- [DESCRIPTION OF THE TASK] Copy out the listing exactly.

··· DATA IN THIS EXERCISE

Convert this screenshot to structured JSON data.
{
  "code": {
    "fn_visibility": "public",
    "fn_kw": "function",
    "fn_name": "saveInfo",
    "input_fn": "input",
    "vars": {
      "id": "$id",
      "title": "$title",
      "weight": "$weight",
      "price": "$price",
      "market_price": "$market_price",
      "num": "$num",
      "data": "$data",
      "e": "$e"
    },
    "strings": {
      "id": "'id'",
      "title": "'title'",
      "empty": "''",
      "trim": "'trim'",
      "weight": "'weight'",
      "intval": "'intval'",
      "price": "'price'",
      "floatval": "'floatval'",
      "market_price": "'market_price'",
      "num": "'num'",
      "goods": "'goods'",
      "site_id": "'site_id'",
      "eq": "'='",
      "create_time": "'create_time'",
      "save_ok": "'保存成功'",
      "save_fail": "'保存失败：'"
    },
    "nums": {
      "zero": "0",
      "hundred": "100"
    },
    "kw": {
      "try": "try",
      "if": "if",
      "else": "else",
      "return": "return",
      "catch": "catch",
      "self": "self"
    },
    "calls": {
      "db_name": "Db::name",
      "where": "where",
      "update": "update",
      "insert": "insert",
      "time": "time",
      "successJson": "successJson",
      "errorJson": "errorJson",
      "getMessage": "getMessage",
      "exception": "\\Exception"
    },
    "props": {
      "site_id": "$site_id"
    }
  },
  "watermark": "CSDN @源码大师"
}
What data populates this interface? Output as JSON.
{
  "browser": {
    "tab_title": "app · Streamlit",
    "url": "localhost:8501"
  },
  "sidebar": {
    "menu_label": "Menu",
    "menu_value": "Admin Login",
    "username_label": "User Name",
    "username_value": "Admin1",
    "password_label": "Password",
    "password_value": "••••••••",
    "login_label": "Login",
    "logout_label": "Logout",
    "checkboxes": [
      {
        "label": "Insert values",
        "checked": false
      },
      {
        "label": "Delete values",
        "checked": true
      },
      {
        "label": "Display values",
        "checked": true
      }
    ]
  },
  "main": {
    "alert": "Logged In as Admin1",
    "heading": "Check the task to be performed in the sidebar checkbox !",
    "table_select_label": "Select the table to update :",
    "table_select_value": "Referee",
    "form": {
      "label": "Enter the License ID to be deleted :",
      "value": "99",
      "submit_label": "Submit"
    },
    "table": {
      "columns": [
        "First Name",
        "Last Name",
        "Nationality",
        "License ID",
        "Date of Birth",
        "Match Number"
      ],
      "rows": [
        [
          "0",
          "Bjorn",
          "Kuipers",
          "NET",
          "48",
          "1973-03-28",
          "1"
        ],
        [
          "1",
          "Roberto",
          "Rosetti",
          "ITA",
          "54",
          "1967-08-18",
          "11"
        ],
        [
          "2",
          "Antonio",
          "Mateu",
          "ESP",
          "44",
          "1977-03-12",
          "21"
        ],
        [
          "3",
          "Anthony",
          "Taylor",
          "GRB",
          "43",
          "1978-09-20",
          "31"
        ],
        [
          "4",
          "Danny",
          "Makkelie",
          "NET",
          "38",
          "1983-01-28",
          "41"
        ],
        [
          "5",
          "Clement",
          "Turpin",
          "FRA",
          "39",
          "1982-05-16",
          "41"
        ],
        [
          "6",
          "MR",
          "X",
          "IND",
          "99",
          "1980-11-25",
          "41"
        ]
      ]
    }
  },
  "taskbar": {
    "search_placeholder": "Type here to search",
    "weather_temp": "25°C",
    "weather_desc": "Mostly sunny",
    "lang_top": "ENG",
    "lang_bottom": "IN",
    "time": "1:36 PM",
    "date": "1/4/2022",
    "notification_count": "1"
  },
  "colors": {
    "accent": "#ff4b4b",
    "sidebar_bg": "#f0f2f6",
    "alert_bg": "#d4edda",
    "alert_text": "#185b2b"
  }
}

······

- [FULL ANSWER]
Convert this screenshot to structured JSON data.
{
  "code": {
    "fn_visibility": "public",
    "fn_kw": "function",
    "fn_name": "saveInfo",
    "input_fn": "input",
    "vars": {
      "id": "$id",
      "title": "$title",
      "weight": "$weight",
      "price": "$price",
      "market_price": "$market_price",
      "num": "$num",
      "data": "$data",
      "e": "$e"
    },
    "strings": {
      "id": "'id'",
      "title": "'title'",
      "empty": "''",
      "trim": "'trim'",
      "weight": "'weight'",
      "intval": "'intval'",
      "price": "'price'",
      "floatval": "'floatval'",
      "market_price": "'market_price'",
      "num": "'num'",
      "goods": "'goods'",
      "site_id": "'site_id'",
      "eq": "'='",
      "create_time": "'create_time'",
      "save_ok": "'保存成功'",
      "save_fail": "'保存失败：'"
    },
    "nums": {
      "zero": "0",
      "hundred": "100"
    },
    "kw": {
      "try": "try",
      "if": "if",
      "else": "else",
      "return": "return",
      "catch": "catch",
      "self": "self"
    },
    "calls": {
      "db_name": "Db::name",
      "where": "where",
      "update": "update",
      "insert": "insert",
      "time": "time",
      "successJson": "successJson",
      "errorJson": "errorJson",
      "getMessage": "getMessage",
      "exception": "\\Exception"
    },
    "props": {
      "site_id": "$site_id"
    }
  },
  "watermark": "CSDN @源码大师"
}
What data populates this interface? Output as JSON.
{
  "browser": {
    "tab_title": "app · Streamlit",
    "url": "localhost:8501"
  },
  "sidebar": {
    "menu_label": "Menu",
    "menu_value": "Admin Login",
    "username_label": "User Name",
    "username_value": "Admin1",
    "password_label": "Password",
    "password_value": "••••••••",
    "login_label": "Login",
    "logout_label": "Logout",
    "checkboxes": [
      {
        "label": "Insert values",
        "checked": false
      },
      {
        "label": "Delete values",
        "checked": true
      },
      {
        "label": "Display values",
        "checked": true
      }
    ]
  },
  "main": {
    "alert": "Logged In as Admin1",
    "heading": "Check the task to be performed in the sidebar checkbox !",
    "table_select_label": "Select the table to update :",
    "table_select_value": "Referee",
    "form": {
      "label": "Enter the License ID to be deleted :",
      "value": "99",
      "submit_label": "Submit"
    },
    "table": {
      "columns": [
        "First Name",
        "Last Name",
        "Nationality",
        "License ID",
        "Date of Birth",
        "Match Number"
      ],
      "rows": [
        [
          "0",
          "Bjorn",
          "Kuipers",
          "NET",
          "48",
          "1973-03-28",
          "1"
        ],
        [
          "1",
          "Roberto",
          "Rosetti",
          "ITA",
          "54",
          "1967-08-18",
          "11"
        ],
        [
          "2",
          "Antonio",
          "Mateu",
          "ESP",
          "44",
          "1977-03-12",
          "21"
        ],
        [
          "3",
          "Anthony",
          "Taylor",
          "GRB",
          "43",
          "1978-09-20",
          "31"
        ],
        [
          "4",
          "Danny",
          "Makkelie",
          "NET",
          "38",
          "1983-01-28",
          "41"
        ],
        [
          "5",
          "Clement",
          "Turpin",
          "FRA",
          "39",
          "1982-05-16",
          "41"
        ],
        [
          "6",
          "MR",
          "X",
          "IND",
          "99",
          "1980-11-25",
          "41"
        ]
      ]
    }
  },
  "taskbar": {
    "search_placeholder": "Type here to search",
    "weather_temp": "25°C",
    "weather_desc": "Mostly sunny",
    "lang_top": "ENG",
    "lang_bottom": "IN",
    "time": "1:36 PM",
    "date": "1/4/2022",
    "notification_count": "1"
  },
  "colors": {
    "accent": "#ff4b4b",
    "sidebar_bg": "#f0f2f6",
    "alert_bg": "#d4edda",
    "alert_text": "#185b2b"
  }
}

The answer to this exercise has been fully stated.